— Given problem —
State how many lines hold the word "this", with no other words.

[Data items]
+ + + + + + +

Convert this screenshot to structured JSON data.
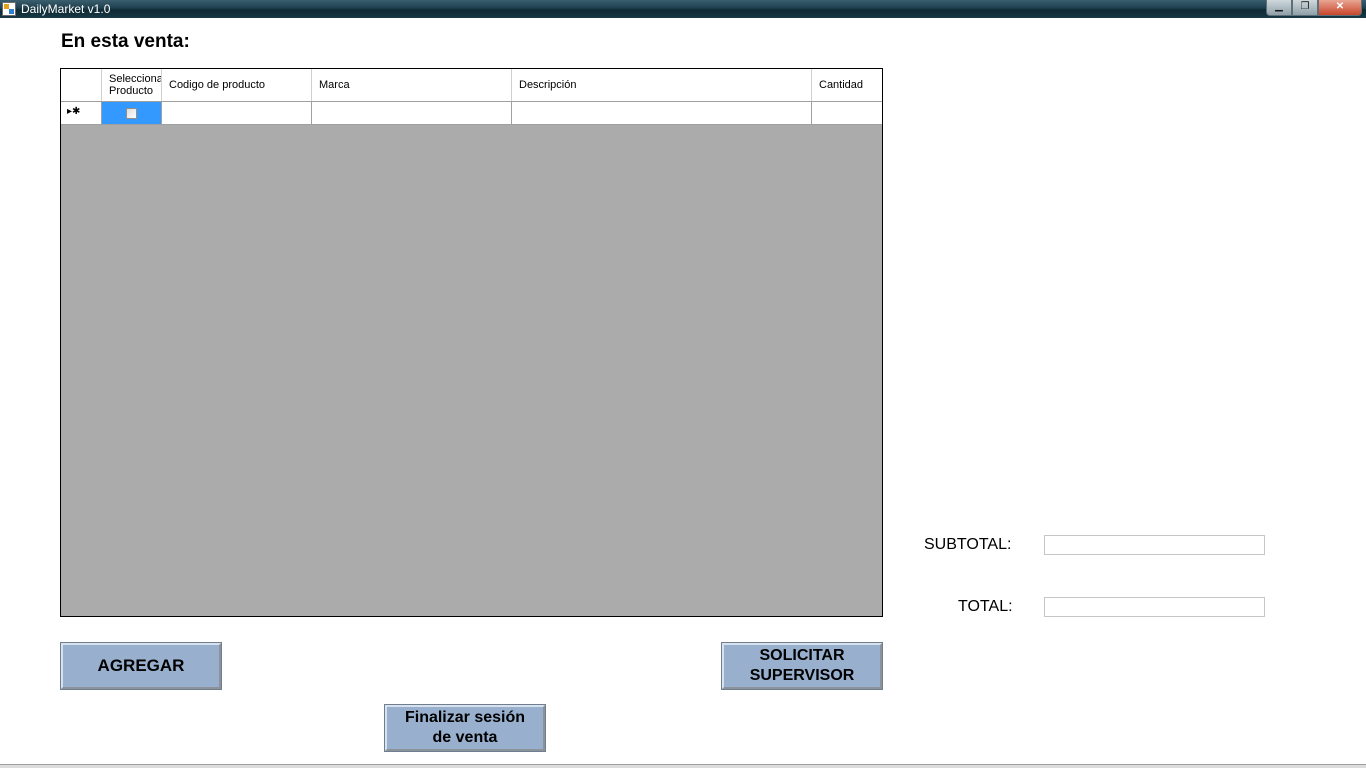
{
  "window": {
    "title": "DailyMarket v1.0",
    "controls": {
      "minimize": "▁",
      "maximize": "❐",
      "close": "✕"
    }
  },
  "heading": "En esta venta:",
  "grid": {
    "columns": [
      "Selecciona Producto",
      "Codigo de producto",
      "Marca",
      "Descripción",
      "Cantidad"
    ],
    "new_row_glyph": "▸✱",
    "rows": [
      {
        "selected": false,
        "codigo": "",
        "marca": "",
        "descripcion": "",
        "cantidad": ""
      }
    ],
    "colors": {
      "background": "#ababab",
      "selection": "#3399ff"
    }
  },
  "buttons": {
    "agregar": "AGREGAR",
    "solicitar": "SOLICITAR\nSUPERVISOR",
    "finalizar": "Finalizar sesión\nde venta"
  },
  "totals": {
    "subtotal_label": "SUBTOTAL:",
    "subtotal_value": "",
    "total_label": "TOTAL:",
    "total_value": ""
  },
  "accent_color": "#98b0ce"
}
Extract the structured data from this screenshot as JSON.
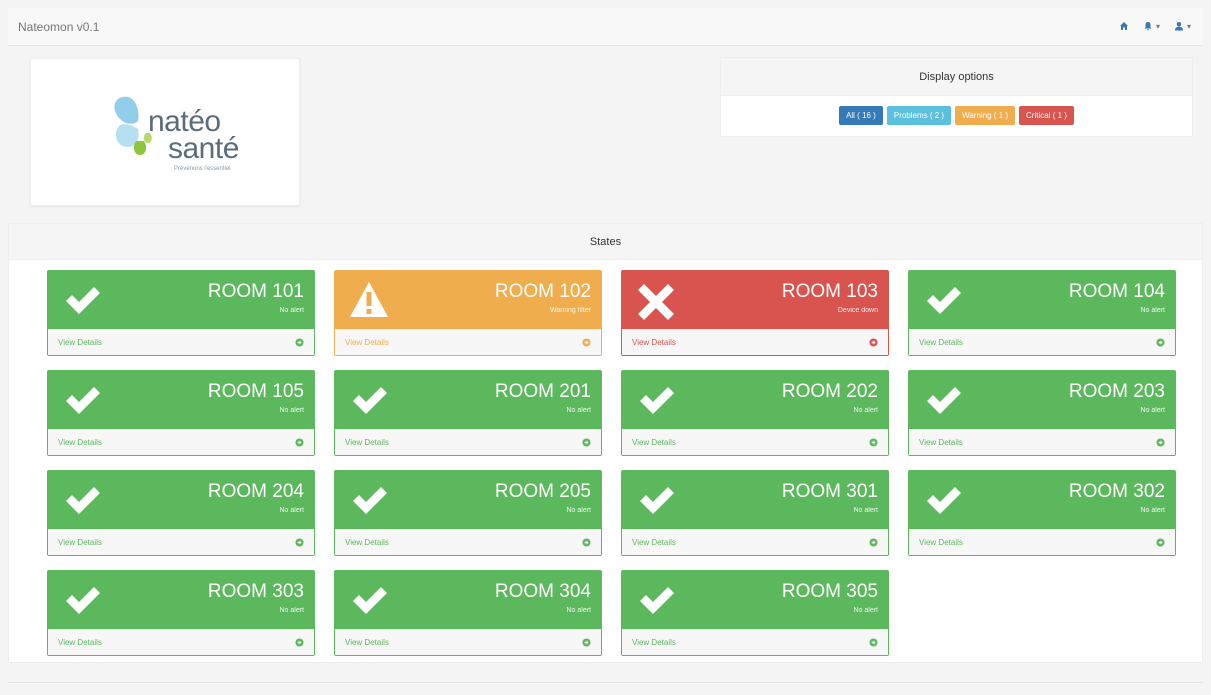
{
  "navbar": {
    "brand": "Nateomon v0.1",
    "icons": [
      "home-icon",
      "notification-icon",
      "user-icon"
    ],
    "accent_color": "#337ab7"
  },
  "logo": {
    "line1": "natéo",
    "line2": "santé",
    "tagline": "Prévenons l'essentiel"
  },
  "display_options": {
    "title": "Display options",
    "filters": [
      {
        "label": "All ( 16 )",
        "color": "#337ab7"
      },
      {
        "label": "Problems ( 2 )",
        "color": "#5bc0de"
      },
      {
        "label": "Warning ( 1 )",
        "color": "#f0ad4e"
      },
      {
        "label": "Critical ( 1 )",
        "color": "#d9534f"
      }
    ]
  },
  "states": {
    "title": "States",
    "view_details_label": "View Details",
    "colors": {
      "ok": "#5cb85c",
      "warning": "#f0ad4e",
      "critical": "#d9534f"
    },
    "rooms": [
      {
        "name": "ROOM 101",
        "status": "No alert",
        "level": "ok"
      },
      {
        "name": "ROOM 102",
        "status": "Warning filter",
        "level": "warning"
      },
      {
        "name": "ROOM 103",
        "status": "Device down",
        "level": "critical"
      },
      {
        "name": "ROOM 104",
        "status": "No alert",
        "level": "ok"
      },
      {
        "name": "ROOM 105",
        "status": "No alert",
        "level": "ok"
      },
      {
        "name": "ROOM 201",
        "status": "No alert",
        "level": "ok"
      },
      {
        "name": "ROOM 202",
        "status": "No alert",
        "level": "ok"
      },
      {
        "name": "ROOM 203",
        "status": "No alert",
        "level": "ok"
      },
      {
        "name": "ROOM 204",
        "status": "No alert",
        "level": "ok"
      },
      {
        "name": "ROOM 205",
        "status": "No alert",
        "level": "ok"
      },
      {
        "name": "ROOM 301",
        "status": "No alert",
        "level": "ok"
      },
      {
        "name": "ROOM 302",
        "status": "No alert",
        "level": "ok"
      },
      {
        "name": "ROOM 303",
        "status": "No alert",
        "level": "ok"
      },
      {
        "name": "ROOM 304",
        "status": "No alert",
        "level": "ok"
      },
      {
        "name": "ROOM 305",
        "status": "No alert",
        "level": "ok"
      }
    ]
  }
}
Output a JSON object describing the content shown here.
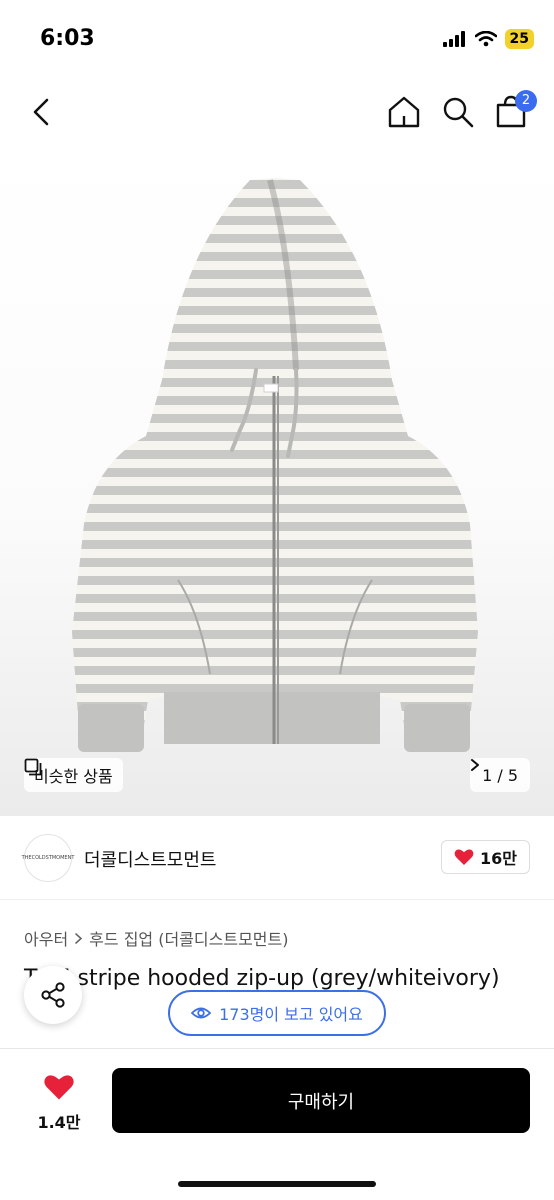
{
  "status_bar": {
    "time": "6:03",
    "battery": "25"
  },
  "header": {
    "back_icon": "chevron-left-icon",
    "home_icon": "home-icon",
    "search_icon": "search-icon",
    "bag_icon": "shopping-bag-icon",
    "cart_count": "2"
  },
  "gallery": {
    "similar_label": "비슷한 상품",
    "page_indicator": "1 / 5"
  },
  "seller": {
    "logo_text": "THECOLDSTMOMENT",
    "name": "더콜디스트모먼트",
    "favorite_count": "16만"
  },
  "product": {
    "category_root": "아우터",
    "category_sub": "후드 집업 (더콜디스트모먼트)",
    "title": "TCM stripe hooded zip-up (grey/whiteivory)"
  },
  "viewers": {
    "text": "173명이 보고 있어요"
  },
  "bottom_bar": {
    "like_count": "1.4만",
    "buy_label": "구매하기"
  },
  "colors": {
    "accent_blue": "#3d6fe8",
    "heart_red": "#e8213a",
    "stripe_grey": "#c9c9c7",
    "stripe_ivory": "#f6f4ee",
    "battery_yellow": "#f2d12a"
  }
}
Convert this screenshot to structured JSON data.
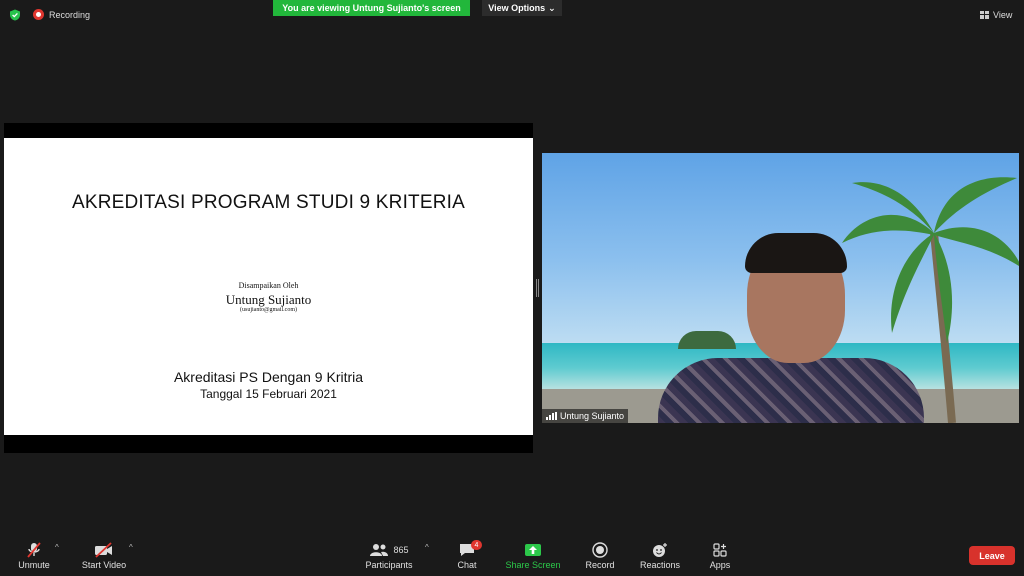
{
  "top": {
    "recording_label": "Recording",
    "viewing_banner": "You are viewing Untung Sujianto's screen",
    "view_options_label": "View Options",
    "view_label": "View"
  },
  "slide": {
    "title": "AKREDITASI PROGRAM STUDI 9 KRITERIA",
    "presented_by": "Disampaikan Oleh",
    "presenter": "Untung Sujianto",
    "email": "(usujianto@gmail.com)",
    "subtitle1": "Akreditasi PS Dengan 9 Kritria",
    "subtitle2": "Tanggal 15 Februari 2021"
  },
  "video": {
    "participant_name": "Untung Sujianto"
  },
  "toolbar": {
    "unmute": "Unmute",
    "start_video": "Start Video",
    "participants": "Participants",
    "participants_count": "865",
    "chat": "Chat",
    "chat_badge": "4",
    "share_screen": "Share Screen",
    "record": "Record",
    "reactions": "Reactions",
    "apps": "Apps",
    "leave": "Leave"
  },
  "colors": {
    "share_green": "#22b73b",
    "leave_red": "#d8322c",
    "recording_red": "#e0362f"
  }
}
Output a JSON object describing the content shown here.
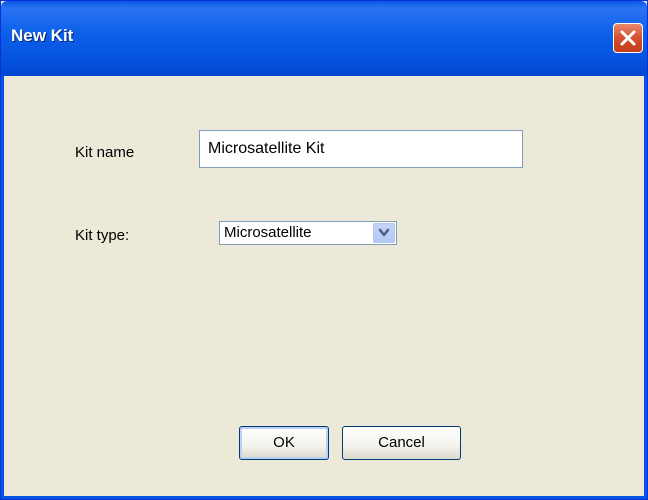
{
  "window": {
    "title": "New Kit"
  },
  "form": {
    "kit_name_label": "Kit name",
    "kit_name_value": "Microsatellite Kit",
    "kit_type_label": "Kit type:",
    "kit_type_value": "Microsatellite"
  },
  "buttons": {
    "ok_label": "OK",
    "cancel_label": "Cancel"
  },
  "icons": {
    "close": "close-icon",
    "dropdown": "chevron-down-icon"
  },
  "colors": {
    "titlebar": "#0553e0",
    "close_button": "#d6502f",
    "dialog_background": "#ece9d8"
  }
}
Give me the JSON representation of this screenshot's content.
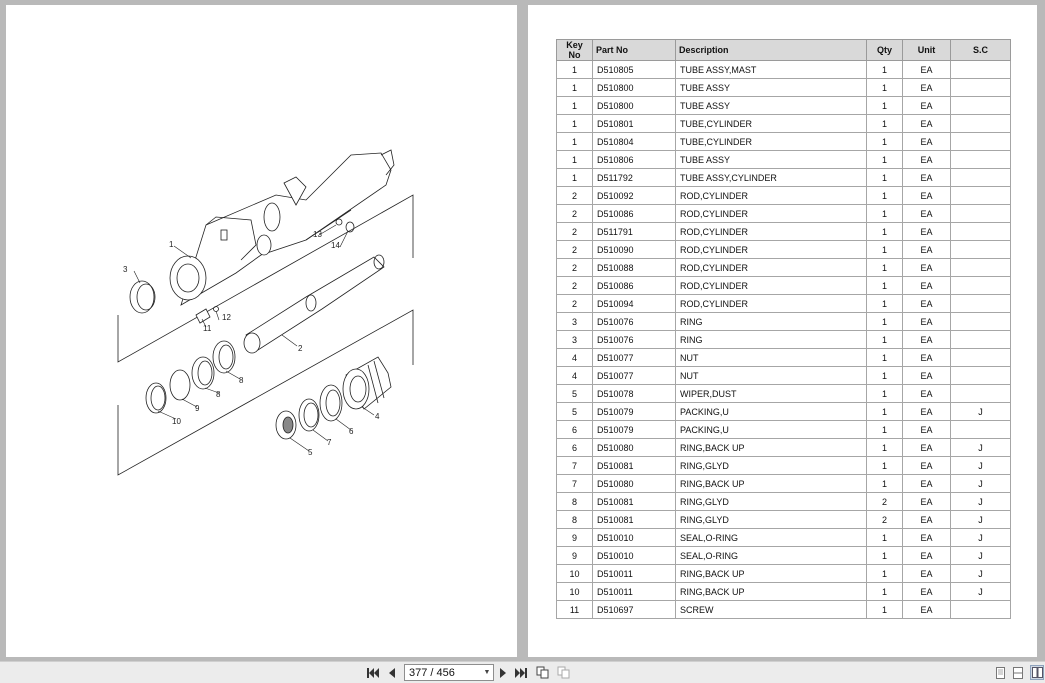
{
  "viewer": {
    "page_indicator": "377 / 456",
    "nav": {
      "first": "first-page-icon",
      "prev": "previous-page-icon",
      "next": "next-page-icon",
      "last": "last-page-icon",
      "copy": "copy-page-icon",
      "copy2": "copy-page-disabled-icon"
    },
    "view_modes": [
      "single-page-icon",
      "two-page-continuous-icon",
      "two-page-icon"
    ]
  },
  "diagram": {
    "callouts": [
      "1",
      "2",
      "3",
      "4",
      "5",
      "6",
      "7",
      "8",
      "8",
      "9",
      "10",
      "11",
      "12",
      "13",
      "14"
    ]
  },
  "table": {
    "headers": {
      "key": "Key No",
      "part": "Part No",
      "desc": "Description",
      "qty": "Qty",
      "unit": "Unit",
      "sc": "S.C"
    },
    "rows": [
      {
        "key": "1",
        "part": "D510805",
        "desc": "TUBE ASSY,MAST",
        "qty": "1",
        "unit": "EA",
        "sc": ""
      },
      {
        "key": "1",
        "part": "D510800",
        "desc": "TUBE ASSY",
        "qty": "1",
        "unit": "EA",
        "sc": ""
      },
      {
        "key": "1",
        "part": "D510800",
        "desc": "TUBE ASSY",
        "qty": "1",
        "unit": "EA",
        "sc": ""
      },
      {
        "key": "1",
        "part": "D510801",
        "desc": "TUBE,CYLINDER",
        "qty": "1",
        "unit": "EA",
        "sc": ""
      },
      {
        "key": "1",
        "part": "D510804",
        "desc": "TUBE,CYLINDER",
        "qty": "1",
        "unit": "EA",
        "sc": ""
      },
      {
        "key": "1",
        "part": "D510806",
        "desc": "TUBE ASSY",
        "qty": "1",
        "unit": "EA",
        "sc": ""
      },
      {
        "key": "1",
        "part": "D511792",
        "desc": "TUBE ASSY,CYLINDER",
        "qty": "1",
        "unit": "EA",
        "sc": ""
      },
      {
        "key": "2",
        "part": "D510092",
        "desc": "ROD,CYLINDER",
        "qty": "1",
        "unit": "EA",
        "sc": ""
      },
      {
        "key": "2",
        "part": "D510086",
        "desc": "ROD,CYLINDER",
        "qty": "1",
        "unit": "EA",
        "sc": ""
      },
      {
        "key": "2",
        "part": "D511791",
        "desc": "ROD,CYLINDER",
        "qty": "1",
        "unit": "EA",
        "sc": ""
      },
      {
        "key": "2",
        "part": "D510090",
        "desc": "ROD,CYLINDER",
        "qty": "1",
        "unit": "EA",
        "sc": ""
      },
      {
        "key": "2",
        "part": "D510088",
        "desc": "ROD,CYLINDER",
        "qty": "1",
        "unit": "EA",
        "sc": ""
      },
      {
        "key": "2",
        "part": "D510086",
        "desc": "ROD,CYLINDER",
        "qty": "1",
        "unit": "EA",
        "sc": ""
      },
      {
        "key": "2",
        "part": "D510094",
        "desc": "ROD,CYLINDER",
        "qty": "1",
        "unit": "EA",
        "sc": ""
      },
      {
        "key": "3",
        "part": "D510076",
        "desc": "RING",
        "qty": "1",
        "unit": "EA",
        "sc": ""
      },
      {
        "key": "3",
        "part": "D510076",
        "desc": "RING",
        "qty": "1",
        "unit": "EA",
        "sc": ""
      },
      {
        "key": "4",
        "part": "D510077",
        "desc": "NUT",
        "qty": "1",
        "unit": "EA",
        "sc": ""
      },
      {
        "key": "4",
        "part": "D510077",
        "desc": "NUT",
        "qty": "1",
        "unit": "EA",
        "sc": ""
      },
      {
        "key": "5",
        "part": "D510078",
        "desc": "WIPER,DUST",
        "qty": "1",
        "unit": "EA",
        "sc": ""
      },
      {
        "key": "5",
        "part": "D510079",
        "desc": "PACKING,U",
        "qty": "1",
        "unit": "EA",
        "sc": "J"
      },
      {
        "key": "6",
        "part": "D510079",
        "desc": "PACKING,U",
        "qty": "1",
        "unit": "EA",
        "sc": ""
      },
      {
        "key": "6",
        "part": "D510080",
        "desc": "RING,BACK UP",
        "qty": "1",
        "unit": "EA",
        "sc": "J"
      },
      {
        "key": "7",
        "part": "D510081",
        "desc": "RING,GLYD",
        "qty": "1",
        "unit": "EA",
        "sc": "J"
      },
      {
        "key": "7",
        "part": "D510080",
        "desc": "RING,BACK UP",
        "qty": "1",
        "unit": "EA",
        "sc": "J"
      },
      {
        "key": "8",
        "part": "D510081",
        "desc": "RING,GLYD",
        "qty": "2",
        "unit": "EA",
        "sc": "J"
      },
      {
        "key": "8",
        "part": "D510081",
        "desc": "RING,GLYD",
        "qty": "2",
        "unit": "EA",
        "sc": "J"
      },
      {
        "key": "9",
        "part": "D510010",
        "desc": "SEAL,O-RING",
        "qty": "1",
        "unit": "EA",
        "sc": "J"
      },
      {
        "key": "9",
        "part": "D510010",
        "desc": "SEAL,O-RING",
        "qty": "1",
        "unit": "EA",
        "sc": "J"
      },
      {
        "key": "10",
        "part": "D510011",
        "desc": "RING,BACK UP",
        "qty": "1",
        "unit": "EA",
        "sc": "J"
      },
      {
        "key": "10",
        "part": "D510011",
        "desc": "RING,BACK UP",
        "qty": "1",
        "unit": "EA",
        "sc": "J"
      },
      {
        "key": "11",
        "part": "D510697",
        "desc": "SCREW",
        "qty": "1",
        "unit": "EA",
        "sc": ""
      }
    ]
  }
}
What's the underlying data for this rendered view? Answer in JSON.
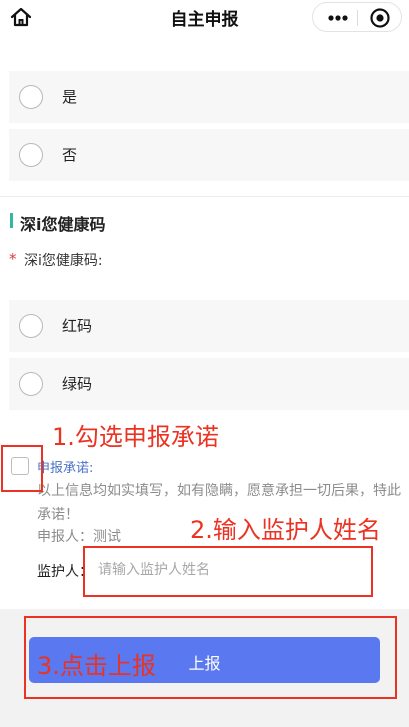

+ + + + + + +

— Expected output —
5